• _Written request_
From the entries below, gather every line containing the string "name".

• _Entries_
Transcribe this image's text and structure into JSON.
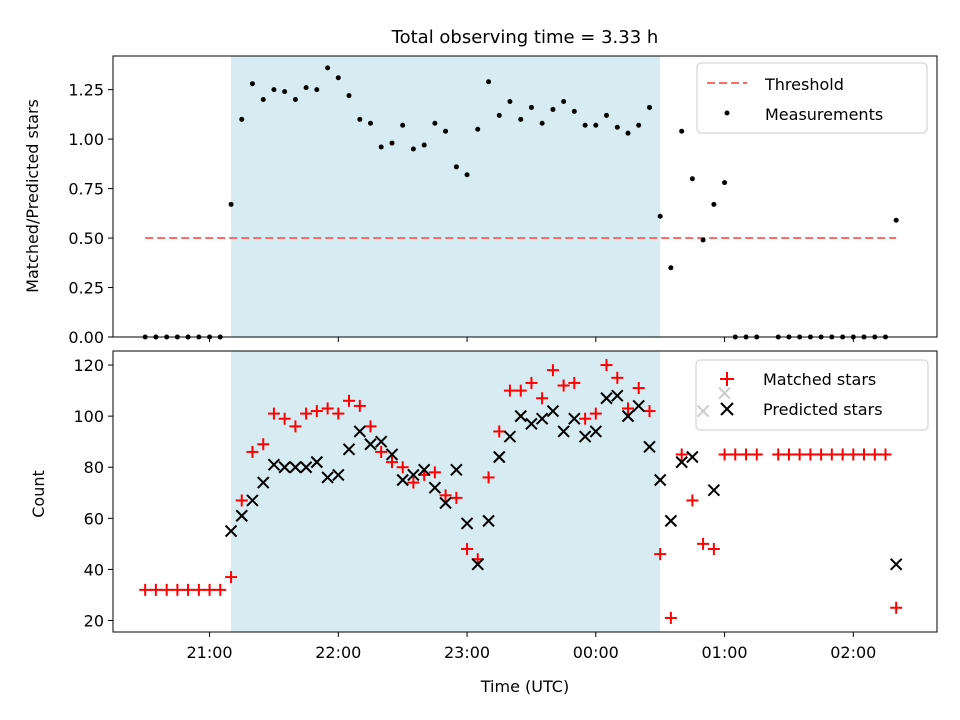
{
  "figure": {
    "title": "Total observing time = 3.33 h"
  },
  "chart_data": [
    {
      "type": "scatter",
      "ylabel": "Matched/Predicted stars",
      "ylim": [
        0,
        1.42
      ],
      "xlim": [
        20.25,
        2.65
      ],
      "yticks": [
        0.0,
        0.25,
        0.5,
        0.75,
        1.0,
        1.25
      ],
      "ytick_labels": [
        "0.00",
        "0.25",
        "0.50",
        "0.75",
        "1.00",
        "1.25"
      ],
      "shaded_span": {
        "start": 21.167,
        "end": 0.5,
        "color": "#add8e6"
      },
      "legend_position": "top-right",
      "series": [
        {
          "name": "Threshold",
          "style": "dashed-line",
          "color": "#ff6b6b",
          "x": [
            20.5,
            2.333
          ],
          "y": [
            0.5,
            0.5
          ]
        },
        {
          "name": "Measurements",
          "style": "dot",
          "color": "#000000",
          "points": [
            [
              20.5,
              0
            ],
            [
              20.583,
              0
            ],
            [
              20.667,
              0
            ],
            [
              20.75,
              0
            ],
            [
              20.833,
              0
            ],
            [
              20.917,
              0
            ],
            [
              21.0,
              0
            ],
            [
              21.083,
              0
            ],
            [
              21.167,
              0.67
            ],
            [
              21.25,
              1.1
            ],
            [
              21.333,
              1.28
            ],
            [
              21.417,
              1.2
            ],
            [
              21.5,
              1.25
            ],
            [
              21.583,
              1.24
            ],
            [
              21.667,
              1.2
            ],
            [
              21.75,
              1.26
            ],
            [
              21.833,
              1.25
            ],
            [
              21.917,
              1.36
            ],
            [
              22.0,
              1.31
            ],
            [
              22.083,
              1.22
            ],
            [
              22.167,
              1.1
            ],
            [
              22.25,
              1.08
            ],
            [
              22.333,
              0.96
            ],
            [
              22.417,
              0.98
            ],
            [
              22.5,
              1.07
            ],
            [
              22.583,
              0.95
            ],
            [
              22.667,
              0.97
            ],
            [
              22.75,
              1.08
            ],
            [
              22.833,
              1.04
            ],
            [
              22.917,
              0.86
            ],
            [
              23.0,
              0.82
            ],
            [
              23.083,
              1.05
            ],
            [
              23.167,
              1.29
            ],
            [
              23.25,
              1.12
            ],
            [
              23.333,
              1.19
            ],
            [
              23.417,
              1.1
            ],
            [
              23.5,
              1.16
            ],
            [
              23.583,
              1.08
            ],
            [
              23.667,
              1.15
            ],
            [
              23.75,
              1.19
            ],
            [
              23.833,
              1.14
            ],
            [
              23.917,
              1.07
            ],
            [
              0.0,
              1.07
            ],
            [
              0.083,
              1.12
            ],
            [
              0.167,
              1.06
            ],
            [
              0.25,
              1.03
            ],
            [
              0.333,
              1.07
            ],
            [
              0.417,
              1.16
            ],
            [
              0.5,
              0.61
            ],
            [
              0.583,
              0.35
            ],
            [
              0.667,
              1.04
            ],
            [
              0.75,
              0.8
            ],
            [
              0.833,
              0.49
            ],
            [
              0.917,
              0.67
            ],
            [
              1.0,
              0.78
            ],
            [
              1.083,
              0
            ],
            [
              1.167,
              0
            ],
            [
              1.25,
              0
            ],
            [
              1.417,
              0
            ],
            [
              1.5,
              0
            ],
            [
              1.583,
              0
            ],
            [
              1.667,
              0
            ],
            [
              1.75,
              0
            ],
            [
              1.833,
              0
            ],
            [
              1.917,
              0
            ],
            [
              2.0,
              0
            ],
            [
              2.083,
              0
            ],
            [
              2.167,
              0
            ],
            [
              2.25,
              0
            ],
            [
              2.333,
              0.59
            ]
          ]
        }
      ]
    },
    {
      "type": "scatter",
      "xlabel": "Time (UTC)",
      "ylabel": "Count",
      "ylim": [
        15.5,
        125.5
      ],
      "xlim": [
        20.25,
        2.65
      ],
      "yticks": [
        20,
        40,
        60,
        80,
        100,
        120
      ],
      "ytick_labels": [
        "20",
        "40",
        "60",
        "80",
        "100",
        "120"
      ],
      "xticks": [
        21,
        22,
        23,
        0,
        1,
        2
      ],
      "xtick_labels": [
        "21:00",
        "22:00",
        "23:00",
        "00:00",
        "01:00",
        "02:00"
      ],
      "shaded_span": {
        "start": 21.167,
        "end": 0.5,
        "color": "#add8e6"
      },
      "legend_position": "top-right",
      "series": [
        {
          "name": "Matched stars",
          "marker": "plus",
          "color": "#ff0000",
          "points": [
            [
              20.5,
              32
            ],
            [
              20.583,
              32
            ],
            [
              20.667,
              32
            ],
            [
              20.75,
              32
            ],
            [
              20.833,
              32
            ],
            [
              20.917,
              32
            ],
            [
              21.0,
              32
            ],
            [
              21.083,
              32
            ],
            [
              21.167,
              37
            ],
            [
              21.25,
              67
            ],
            [
              21.333,
              86
            ],
            [
              21.417,
              89
            ],
            [
              21.5,
              101
            ],
            [
              21.583,
              99
            ],
            [
              21.667,
              96
            ],
            [
              21.75,
              101
            ],
            [
              21.833,
              102
            ],
            [
              21.917,
              103
            ],
            [
              22.0,
              101
            ],
            [
              22.083,
              106
            ],
            [
              22.167,
              104
            ],
            [
              22.25,
              96
            ],
            [
              22.333,
              86
            ],
            [
              22.417,
              82
            ],
            [
              22.5,
              80
            ],
            [
              22.583,
              74
            ],
            [
              22.667,
              77
            ],
            [
              22.75,
              78
            ],
            [
              22.833,
              69
            ],
            [
              22.917,
              68
            ],
            [
              23.0,
              48
            ],
            [
              23.083,
              44
            ],
            [
              23.167,
              76
            ],
            [
              23.25,
              94
            ],
            [
              23.333,
              110
            ],
            [
              23.417,
              110
            ],
            [
              23.5,
              113
            ],
            [
              23.583,
              107
            ],
            [
              23.667,
              118
            ],
            [
              23.75,
              112
            ],
            [
              23.833,
              113
            ],
            [
              23.917,
              99
            ],
            [
              0.0,
              101
            ],
            [
              0.083,
              120
            ],
            [
              0.167,
              115
            ],
            [
              0.25,
              103
            ],
            [
              0.333,
              111
            ],
            [
              0.417,
              102
            ],
            [
              0.5,
              46
            ],
            [
              0.583,
              21
            ],
            [
              0.667,
              85
            ],
            [
              0.75,
              67
            ],
            [
              0.833,
              50
            ],
            [
              0.917,
              48
            ],
            [
              1.0,
              85
            ],
            [
              1.083,
              85
            ],
            [
              1.167,
              85
            ],
            [
              1.25,
              85
            ],
            [
              1.417,
              85
            ],
            [
              1.5,
              85
            ],
            [
              1.583,
              85
            ],
            [
              1.667,
              85
            ],
            [
              1.75,
              85
            ],
            [
              1.833,
              85
            ],
            [
              1.917,
              85
            ],
            [
              2.0,
              85
            ],
            [
              2.083,
              85
            ],
            [
              2.167,
              85
            ],
            [
              2.25,
              85
            ],
            [
              2.333,
              25
            ]
          ]
        },
        {
          "name": "Predicted stars",
          "marker": "x",
          "color": "#000000",
          "points": [
            [
              21.167,
              55
            ],
            [
              21.25,
              61
            ],
            [
              21.333,
              67
            ],
            [
              21.417,
              74
            ],
            [
              21.5,
              81
            ],
            [
              21.583,
              80
            ],
            [
              21.667,
              80
            ],
            [
              21.75,
              80
            ],
            [
              21.833,
              82
            ],
            [
              21.917,
              76
            ],
            [
              22.0,
              77
            ],
            [
              22.083,
              87
            ],
            [
              22.167,
              94
            ],
            [
              22.25,
              89
            ],
            [
              22.333,
              90
            ],
            [
              22.417,
              85
            ],
            [
              22.5,
              75
            ],
            [
              22.583,
              77
            ],
            [
              22.667,
              79
            ],
            [
              22.75,
              72
            ],
            [
              22.833,
              66
            ],
            [
              22.917,
              79
            ],
            [
              23.0,
              58
            ],
            [
              23.083,
              42
            ],
            [
              23.167,
              59
            ],
            [
              23.25,
              84
            ],
            [
              23.333,
              92
            ],
            [
              23.417,
              100
            ],
            [
              23.5,
              97
            ],
            [
              23.583,
              99
            ],
            [
              23.667,
              102
            ],
            [
              23.75,
              94
            ],
            [
              23.833,
              99
            ],
            [
              23.917,
              92
            ],
            [
              0.0,
              94
            ],
            [
              0.083,
              107
            ],
            [
              0.167,
              108
            ],
            [
              0.25,
              100
            ],
            [
              0.333,
              104
            ],
            [
              0.417,
              88
            ],
            [
              0.5,
              75
            ],
            [
              0.583,
              59
            ],
            [
              0.667,
              82
            ],
            [
              0.75,
              84
            ],
            [
              0.833,
              102
            ],
            [
              0.917,
              71
            ],
            [
              1.0,
              109
            ],
            [
              2.333,
              42
            ]
          ]
        }
      ]
    }
  ]
}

• _Exercise answer_
          "name": "Threshold",
          "name": "Measurements",
          "name": "Matched stars",
          "name": "Predicted stars",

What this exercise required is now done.